» **Task description**
Please decide whether each statement agrees with the news excerpt on DeSantis and Trump, answering yes or no and quoting the words from the excerpt that settle it. (a) Polling shows DeSantis as the current frontrunner for the GOP presidential nomination. (b) DeSantis accused Trump of going left on fiscal and cultural issues. (c) The abortion ban DeSantis signed is a twelve-week ban.

*** Opening of Excerpt provided ***

- DeSantis said Trump is running from the “left” as the Fla. governor has now entered the 2024 race.
- In a range of interviews, DeSantis sought to assert himself as the true conservative in the primary.
- Based on polling, Trump at the moment remains the frontrunner for the GOP presidential nomination.
Gov. Ron DeSantis of Florida on Thursday wasted little time going after former President Donald Trump after announcing his White House run, accusing the ex-commander-in-chief of “going left” on fiscal and cultural issues.
DeSantis, who is widely viewed as Trump’s top competitor for the Republican presidential nomination, has used his governorship to champion and enact a range of deeply conservative policies, from limitations on the discussion of race in classrooms to a newly-signed six-week abortion ban, along with the creation of a law enforcement unit that will pursue election crimes and a ban on the discussion of sexual orientation and gender identity in all K-12 classrooms.

*** Close of Excerpt provided ***
*** Opening of Data to examine ***

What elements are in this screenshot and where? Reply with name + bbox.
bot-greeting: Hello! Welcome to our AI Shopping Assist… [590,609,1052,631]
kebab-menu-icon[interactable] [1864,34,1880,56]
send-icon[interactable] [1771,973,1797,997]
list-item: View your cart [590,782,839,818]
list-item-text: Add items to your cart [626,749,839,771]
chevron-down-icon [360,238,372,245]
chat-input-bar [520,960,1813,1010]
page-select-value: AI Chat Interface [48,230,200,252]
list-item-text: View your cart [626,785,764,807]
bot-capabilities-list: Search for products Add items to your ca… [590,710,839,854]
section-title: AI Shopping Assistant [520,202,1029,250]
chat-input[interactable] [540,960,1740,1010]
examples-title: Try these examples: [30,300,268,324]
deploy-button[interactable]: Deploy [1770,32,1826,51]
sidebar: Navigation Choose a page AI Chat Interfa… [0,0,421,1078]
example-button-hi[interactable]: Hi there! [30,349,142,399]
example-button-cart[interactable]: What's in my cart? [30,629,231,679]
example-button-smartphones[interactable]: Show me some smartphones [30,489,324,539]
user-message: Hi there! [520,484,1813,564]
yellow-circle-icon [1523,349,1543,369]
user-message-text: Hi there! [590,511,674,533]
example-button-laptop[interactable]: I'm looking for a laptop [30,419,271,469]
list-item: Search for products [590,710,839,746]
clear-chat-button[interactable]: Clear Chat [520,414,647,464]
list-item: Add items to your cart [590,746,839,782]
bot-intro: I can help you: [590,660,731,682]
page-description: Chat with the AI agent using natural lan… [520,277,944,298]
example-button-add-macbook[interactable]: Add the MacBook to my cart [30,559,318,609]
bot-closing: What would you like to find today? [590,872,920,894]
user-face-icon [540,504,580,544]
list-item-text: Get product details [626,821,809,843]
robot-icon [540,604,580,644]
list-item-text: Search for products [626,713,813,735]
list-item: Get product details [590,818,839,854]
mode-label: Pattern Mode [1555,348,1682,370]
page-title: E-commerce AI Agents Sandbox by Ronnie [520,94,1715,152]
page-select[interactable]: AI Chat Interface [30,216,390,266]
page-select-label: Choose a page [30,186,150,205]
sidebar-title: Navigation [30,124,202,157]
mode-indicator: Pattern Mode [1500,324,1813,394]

*** Close of Data to examine ***

» **Problem solution**
(a) No: "Trump at the moment remains the frontrunner for the GOP presidential nomination."
(b) Yes: "accusing the ex-commander-in-chief of “going left” on fiscal and cultural issues."
(c) No: "a newly-signed six-week abortion ban"